◆ **Written instruction**: Return all of the data exactly as given.

◆ **Record excerpts**:
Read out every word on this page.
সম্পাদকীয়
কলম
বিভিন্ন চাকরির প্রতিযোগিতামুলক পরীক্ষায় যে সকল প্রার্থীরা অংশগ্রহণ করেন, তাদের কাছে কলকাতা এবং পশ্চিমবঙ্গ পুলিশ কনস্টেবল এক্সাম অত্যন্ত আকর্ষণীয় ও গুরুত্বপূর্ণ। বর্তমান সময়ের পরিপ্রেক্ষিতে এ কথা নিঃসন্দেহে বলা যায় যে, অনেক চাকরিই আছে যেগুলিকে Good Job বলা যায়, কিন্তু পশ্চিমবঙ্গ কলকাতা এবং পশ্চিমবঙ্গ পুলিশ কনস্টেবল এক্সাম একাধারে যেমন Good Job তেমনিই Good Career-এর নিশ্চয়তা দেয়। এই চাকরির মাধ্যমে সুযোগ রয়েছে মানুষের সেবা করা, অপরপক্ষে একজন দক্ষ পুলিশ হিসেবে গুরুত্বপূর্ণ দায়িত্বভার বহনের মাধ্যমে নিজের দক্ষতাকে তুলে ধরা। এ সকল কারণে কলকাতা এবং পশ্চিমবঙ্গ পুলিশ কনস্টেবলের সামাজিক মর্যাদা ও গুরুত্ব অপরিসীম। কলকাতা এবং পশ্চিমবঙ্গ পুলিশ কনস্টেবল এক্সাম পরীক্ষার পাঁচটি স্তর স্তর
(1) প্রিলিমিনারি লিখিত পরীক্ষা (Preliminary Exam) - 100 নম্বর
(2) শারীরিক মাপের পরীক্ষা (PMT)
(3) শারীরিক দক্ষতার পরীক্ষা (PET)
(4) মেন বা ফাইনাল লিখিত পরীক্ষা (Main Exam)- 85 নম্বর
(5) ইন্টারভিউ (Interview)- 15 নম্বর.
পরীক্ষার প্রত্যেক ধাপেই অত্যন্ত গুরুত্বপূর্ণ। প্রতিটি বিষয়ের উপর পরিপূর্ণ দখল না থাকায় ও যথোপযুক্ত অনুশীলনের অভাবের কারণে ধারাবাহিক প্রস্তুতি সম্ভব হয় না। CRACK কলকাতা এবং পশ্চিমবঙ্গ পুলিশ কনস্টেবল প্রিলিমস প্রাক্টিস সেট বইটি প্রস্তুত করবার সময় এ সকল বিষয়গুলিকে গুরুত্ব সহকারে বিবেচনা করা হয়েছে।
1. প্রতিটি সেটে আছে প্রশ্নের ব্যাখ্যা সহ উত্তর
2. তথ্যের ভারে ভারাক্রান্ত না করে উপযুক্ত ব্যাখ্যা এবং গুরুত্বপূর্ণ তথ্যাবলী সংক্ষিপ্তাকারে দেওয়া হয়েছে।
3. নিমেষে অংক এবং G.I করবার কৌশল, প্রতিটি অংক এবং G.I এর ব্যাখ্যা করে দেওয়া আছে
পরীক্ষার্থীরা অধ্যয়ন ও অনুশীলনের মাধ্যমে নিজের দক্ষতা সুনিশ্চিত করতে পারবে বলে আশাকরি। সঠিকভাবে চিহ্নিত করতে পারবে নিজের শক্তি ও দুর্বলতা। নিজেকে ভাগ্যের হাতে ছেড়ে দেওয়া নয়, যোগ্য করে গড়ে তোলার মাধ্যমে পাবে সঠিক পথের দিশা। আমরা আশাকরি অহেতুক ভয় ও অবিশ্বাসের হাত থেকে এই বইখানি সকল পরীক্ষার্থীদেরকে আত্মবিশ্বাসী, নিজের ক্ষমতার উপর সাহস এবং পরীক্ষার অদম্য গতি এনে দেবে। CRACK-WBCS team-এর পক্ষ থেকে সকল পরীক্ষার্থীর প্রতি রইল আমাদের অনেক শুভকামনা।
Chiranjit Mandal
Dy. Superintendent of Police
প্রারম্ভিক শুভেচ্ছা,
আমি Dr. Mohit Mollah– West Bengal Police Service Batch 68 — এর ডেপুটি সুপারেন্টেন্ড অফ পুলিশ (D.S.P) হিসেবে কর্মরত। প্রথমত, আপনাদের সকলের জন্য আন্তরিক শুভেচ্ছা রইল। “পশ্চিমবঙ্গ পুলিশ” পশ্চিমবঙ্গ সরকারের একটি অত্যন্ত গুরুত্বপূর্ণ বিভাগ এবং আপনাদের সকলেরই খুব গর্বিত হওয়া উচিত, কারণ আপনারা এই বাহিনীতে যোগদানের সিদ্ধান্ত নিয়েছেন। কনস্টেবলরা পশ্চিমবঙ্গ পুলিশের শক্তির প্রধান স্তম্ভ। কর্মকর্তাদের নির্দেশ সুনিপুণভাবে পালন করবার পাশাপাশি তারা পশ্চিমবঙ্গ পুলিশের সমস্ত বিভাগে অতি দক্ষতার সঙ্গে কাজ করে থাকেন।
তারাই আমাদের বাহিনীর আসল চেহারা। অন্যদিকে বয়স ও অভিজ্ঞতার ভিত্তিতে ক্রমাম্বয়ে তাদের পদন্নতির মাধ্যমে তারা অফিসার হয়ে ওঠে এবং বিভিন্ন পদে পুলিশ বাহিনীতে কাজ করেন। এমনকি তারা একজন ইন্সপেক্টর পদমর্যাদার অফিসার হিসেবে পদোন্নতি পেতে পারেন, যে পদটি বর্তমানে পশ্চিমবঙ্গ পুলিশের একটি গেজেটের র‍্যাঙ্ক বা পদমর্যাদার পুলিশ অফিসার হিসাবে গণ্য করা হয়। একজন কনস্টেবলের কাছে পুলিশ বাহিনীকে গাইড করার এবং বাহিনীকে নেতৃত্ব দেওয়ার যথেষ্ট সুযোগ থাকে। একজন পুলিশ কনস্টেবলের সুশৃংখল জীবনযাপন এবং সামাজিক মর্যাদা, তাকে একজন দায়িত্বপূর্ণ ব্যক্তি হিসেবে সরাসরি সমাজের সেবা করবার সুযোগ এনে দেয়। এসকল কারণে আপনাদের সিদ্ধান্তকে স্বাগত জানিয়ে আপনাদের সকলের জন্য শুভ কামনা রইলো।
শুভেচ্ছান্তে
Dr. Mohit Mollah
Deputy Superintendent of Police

◆ **Task result**:
Read out every word on this page.
সম্পাদকীয়
কলম
বিভিন্ন চাকরির প্রতিযোগিতামুলক পরীক্ষায় যে সকল প্রার্থীরা অংশগ্রহণ করেন, তাদের কাছে কলকাতা এবং পশ্চিমবঙ্গ পুলিশ কনস্টেবল এক্সাম অত্যন্ত আকর্ষণীয় ও গুরুত্বপূর্ণ। বর্তমান সময়ের পরিপ্রেক্ষিতে এ কথা নিঃসন্দেহে বলা যায় যে, অনেক চাকরিই আছে যেগুলিকে Good Job বলা যায়, কিন্তু পশ্চিমবঙ্গ কলকাতা এবং পশ্চিমবঙ্গ পুলিশ কনস্টেবল এক্সাম একাধারে যেমন Good Job তেমনিই Good Career-এর নিশ্চয়তা দেয়। এই চাকরির মাধ্যমে সুযোগ রয়েছে মানুষের সেবা করা, অপরপক্ষে একজন দক্ষ পুলিশ হিসেবে গুরুত্বপূর্ণ দায়িত্বভার বহনের মাধ্যমে নিজের দক্ষতাকে তুলে ধরা। এ সকল কারণে কলকাতা এবং পশ্চিমবঙ্গ পুলিশ কনস্টেবলের সামাজিক মর্যাদা ও গুরুত্ব অপরিসীম। কলকাতা এবং পশ্চিমবঙ্গ পুলিশ কনস্টেবল এক্সাম পরীক্ষার পাঁচটি স্তর স্তর
(1) প্রিলিমিনারি লিখিত পরীক্ষা (Preliminary Exam) - 100 নম্বর
(2) শারীরিক মাপের পরীক্ষা (PMT)
(3) শারীরিক দক্ষতার পরীক্ষা (PET)
(4) মেন বা ফাইনাল লিখিত পরীক্ষা (Main Exam)- 85 নম্বর
(5) ইন্টারভিউ (Interview)- 15 নম্বর.
পরীক্ষার প্রত্যেক ধাপেই অত্যন্ত গুরুত্বপূর্ণ। প্রতিটি বিষয়ের উপর পরিপূর্ণ দখল না থাকায় ও যথোপযুক্ত অনুশীলনের অভাবের কারণে ধারাবাহিক প্রস্তুতি সম্ভব হয় না। CRACK কলকাতা এবং পশ্চিমবঙ্গ পুলিশ কনস্টেবল প্রিলিমস প্রাক্টিস সেট বইটি প্রস্তুত করবার সময় এ সকল বিষয়গুলিকে গুরুত্ব সহকারে বিবেচনা করা হয়েছে।
1. প্রতিটি সেটে আছে প্রশ্নের ব্যাখ্যা সহ উত্তর
2. তথ্যের ভারে ভারাক্রান্ত না করে উপযুক্ত ব্যাখ্যা এবং গুরুত্বপূর্ণ তথ্যাবলী সংক্ষিপ্তাকারে দেওয়া হয়েছে।
3. নিমেষে অংক এবং G.I করবার কৌশল, প্রতিটি অংক এবং G.I এর ব্যাখ্যা করে দেওয়া আছে
পরীক্ষার্থীরা অধ্যয়ন ও অনুশীলনের মাধ্যমে নিজের দক্ষতা সুনিশ্চিত করতে পারবে বলে আশাকরি। সঠিকভাবে চিহ্নিত করতে পারবে নিজের শক্তি ও দুর্বলতা। নিজেকে ভাগ্যের হাতে ছেড়ে দেওয়া নয়, যোগ্য করে গড়ে তোলার মাধ্যমে পাবে সঠিক পথের দিশা। আমরা আশাকরি অহেতুক ভয় ও অবিশ্বাসের হাত থেকে এই বইখানি সকল পরীক্ষার্থীদেরকে আত্মবিশ্বাসী, নিজের ক্ষমতার উপর সাহস এবং পরীক্ষার অদম্য গতি এনে দেবে। CRACK-WBCS team-এর পক্ষ থেকে সকল পরীক্ষার্থীর প্রতি রইল আমাদের অনেক শুভকামনা।
Chiranjit Mandal
Dy. Superintendent of Police
প্রারম্ভিক শুভেচ্ছা,
আমি Dr. Mohit Mollah– West Bengal Police Service Batch 68 — এর ডেপুটি সুপারেন্টেন্ড অফ পুলিশ (D.S.P) হিসেবে কর্মরত। প্রথমত, আপনাদের সকলের জন্য আন্তরিক শুভেচ্ছা রইল। “পশ্চিমবঙ্গ পুলিশ” পশ্চিমবঙ্গ সরকারের একটি অত্যন্ত গুরুত্বপূর্ণ বিভাগ এবং আপনাদের সকলেরই খুব গর্বিত হওয়া উচিত, কারণ আপনারা এই বাহিনীতে যোগদানের সিদ্ধান্ত নিয়েছেন। কনস্টেবলরা পশ্চিমবঙ্গ পুলিশের শক্তির প্রধান স্তম্ভ। কর্মকর্তাদের নির্দেশ সুনিপুণভাবে পালন করবার পাশাপাশি তারা পশ্চিমবঙ্গ পুলিশের সমস্ত বিভাগে অতি দক্ষতার সঙ্গে কাজ করে থাকেন।
তারাই আমাদের বাহিনীর আসল চেহারা। অন্যদিকে বয়স ও অভিজ্ঞতার ভিত্তিতে ক্রমাম্বয়ে তাদের পদন্নতির মাধ্যমে তারা অফিসার হয়ে ওঠে এবং বিভিন্ন পদে পুলিশ বাহিনীতে কাজ করেন। এমনকি তারা একজন ইন্সপেক্টর পদমর্যাদার অফিসার হিসেবে পদোন্নতি পেতে পারেন, যে পদটি বর্তমানে পশ্চিমবঙ্গ পুলিশের একটি গেজেটের র‍্যাঙ্ক বা পদমর্যাদার পুলিশ অফিসার হিসাবে গণ্য করা হয়। একজন কনস্টেবলের কাছে পুলিশ বাহিনীকে গাইড করার এবং বাহিনীকে নেতৃত্ব দেওয়ার যথেষ্ট সুযোগ থাকে। একজন পুলিশ কনস্টেবলের সুশৃংখল জীবনযাপন এবং সামাজিক মর্যাদা, তাকে একজন দায়িত্বপূর্ণ ব্যক্তি হিসেবে সরাসরি সমাজের সেবা করবার সুযোগ এনে দেয়। এসকল কারণে আপনাদের সিদ্ধান্তকে স্বাগত জানিয়ে আপনাদের সকলের জন্য শুভ কামনা রইলো।
শুভেচ্ছান্তে
Dr. Mohit Mollah
Deputy Superintendent of Police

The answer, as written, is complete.